--- Start of LISTED RECORDS ---

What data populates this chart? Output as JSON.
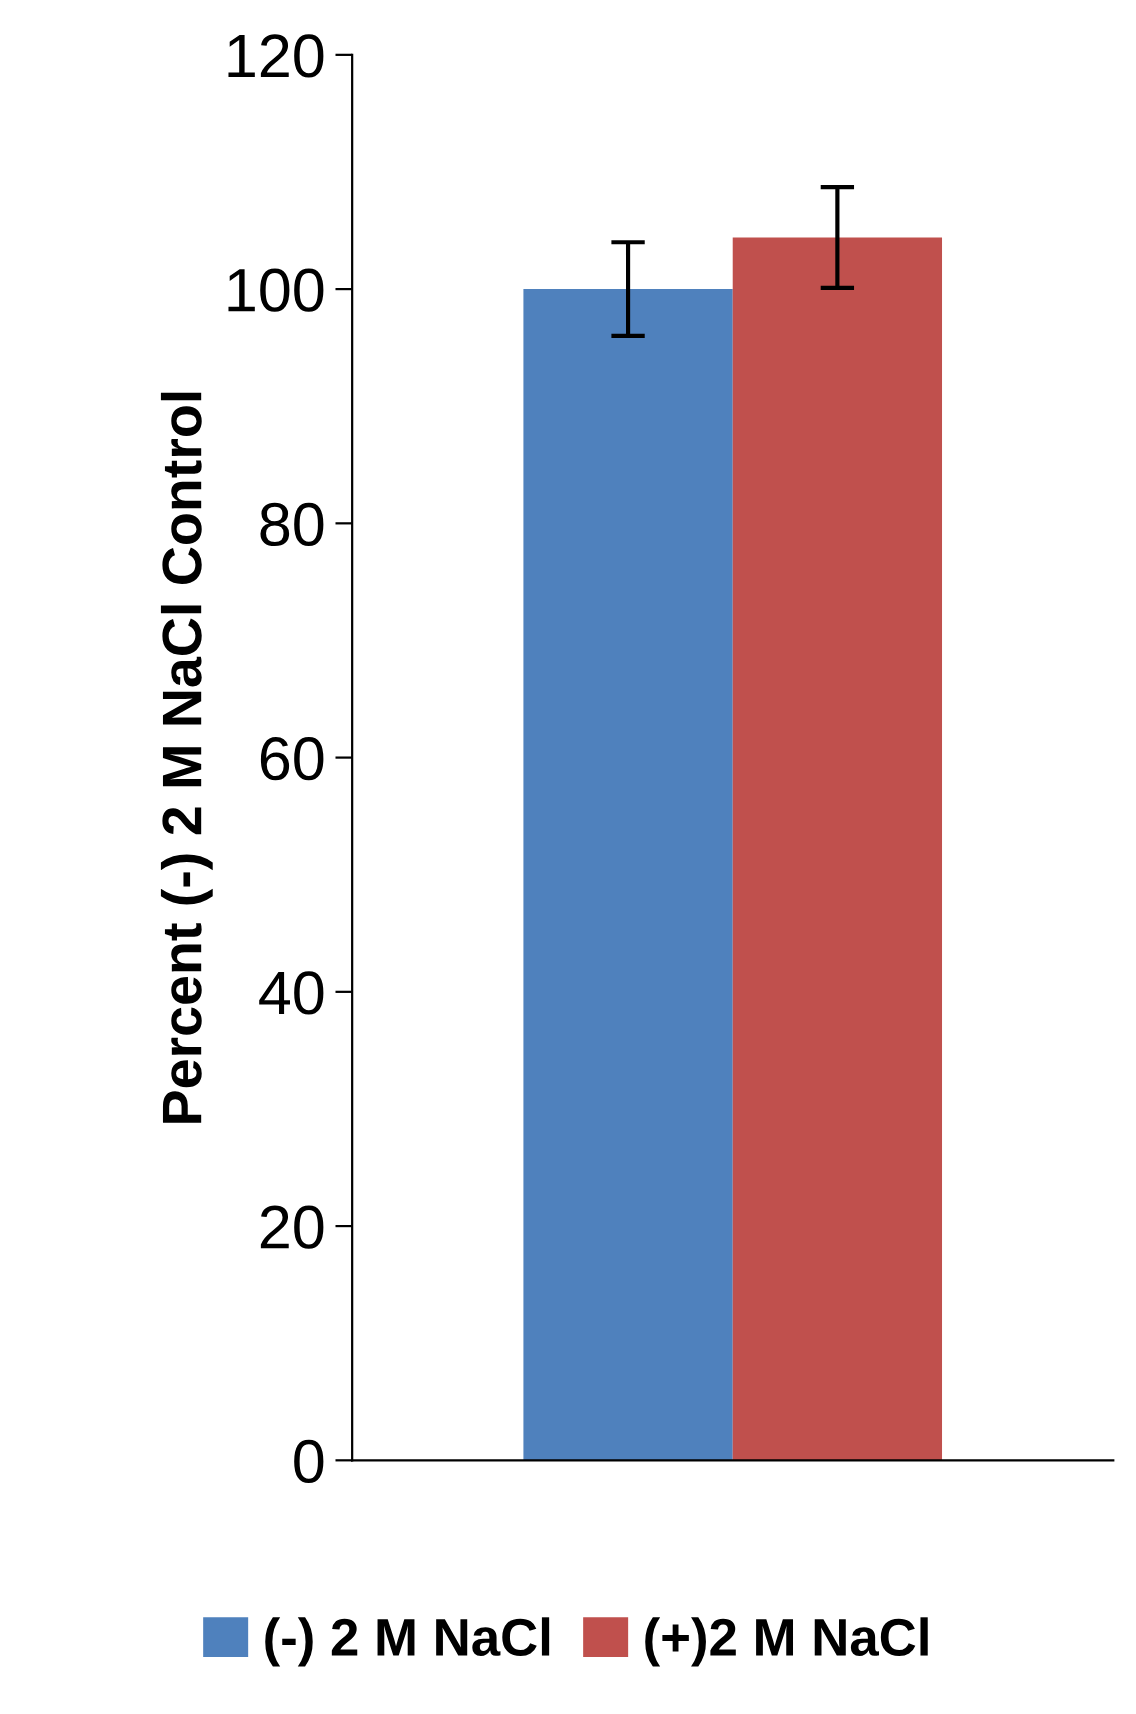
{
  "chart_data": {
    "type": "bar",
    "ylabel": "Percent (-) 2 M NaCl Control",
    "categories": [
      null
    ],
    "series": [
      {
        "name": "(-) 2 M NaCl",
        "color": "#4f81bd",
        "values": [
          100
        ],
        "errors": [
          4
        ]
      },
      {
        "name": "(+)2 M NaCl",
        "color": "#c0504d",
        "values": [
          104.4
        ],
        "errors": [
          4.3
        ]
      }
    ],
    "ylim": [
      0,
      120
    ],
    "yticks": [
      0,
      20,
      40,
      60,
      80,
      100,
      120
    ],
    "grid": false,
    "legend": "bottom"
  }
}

--- End of LISTED RECORDS ---
--- Start of LISTED RECORDS ---

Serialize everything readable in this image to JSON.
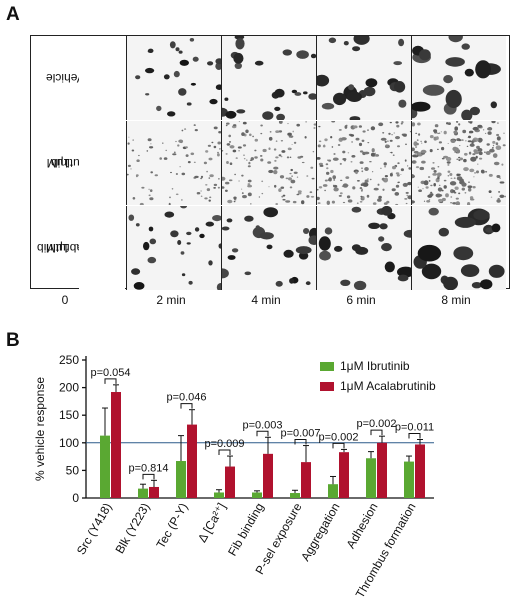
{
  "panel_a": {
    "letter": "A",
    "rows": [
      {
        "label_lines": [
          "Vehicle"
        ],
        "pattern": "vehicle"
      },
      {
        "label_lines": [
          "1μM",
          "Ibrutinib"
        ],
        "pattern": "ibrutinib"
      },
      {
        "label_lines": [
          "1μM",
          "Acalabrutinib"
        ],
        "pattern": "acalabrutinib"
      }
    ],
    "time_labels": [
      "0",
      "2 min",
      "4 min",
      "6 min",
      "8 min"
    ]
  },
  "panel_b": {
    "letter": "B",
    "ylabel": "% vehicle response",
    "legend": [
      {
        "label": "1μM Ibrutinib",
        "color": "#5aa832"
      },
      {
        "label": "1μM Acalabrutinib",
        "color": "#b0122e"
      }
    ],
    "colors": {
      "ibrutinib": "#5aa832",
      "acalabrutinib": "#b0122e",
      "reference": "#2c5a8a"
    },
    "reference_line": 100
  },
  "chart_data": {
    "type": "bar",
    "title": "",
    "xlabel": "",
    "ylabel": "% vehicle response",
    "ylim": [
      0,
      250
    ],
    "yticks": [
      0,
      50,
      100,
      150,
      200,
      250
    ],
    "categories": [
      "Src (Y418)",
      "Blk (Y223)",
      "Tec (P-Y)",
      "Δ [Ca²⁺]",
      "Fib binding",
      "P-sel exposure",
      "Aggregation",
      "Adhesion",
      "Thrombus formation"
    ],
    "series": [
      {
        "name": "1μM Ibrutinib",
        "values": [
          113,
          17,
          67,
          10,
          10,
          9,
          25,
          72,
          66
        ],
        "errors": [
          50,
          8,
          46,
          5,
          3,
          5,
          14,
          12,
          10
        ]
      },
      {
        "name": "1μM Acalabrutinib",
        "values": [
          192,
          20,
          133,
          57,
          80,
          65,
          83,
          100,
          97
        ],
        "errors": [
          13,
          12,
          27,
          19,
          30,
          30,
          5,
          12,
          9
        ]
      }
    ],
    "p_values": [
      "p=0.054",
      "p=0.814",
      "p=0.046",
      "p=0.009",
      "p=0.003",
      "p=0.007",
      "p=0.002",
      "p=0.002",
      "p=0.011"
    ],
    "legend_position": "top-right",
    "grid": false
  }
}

--- End of LISTED RECORDS ---

#### [WHAT TO DO]
Scan the entries above. Copy each line that has the string "this".

#### [WRITTEN ANSWER]
What data populates this chart? Output as JSON.
Serialize everything readable in this image to JSON.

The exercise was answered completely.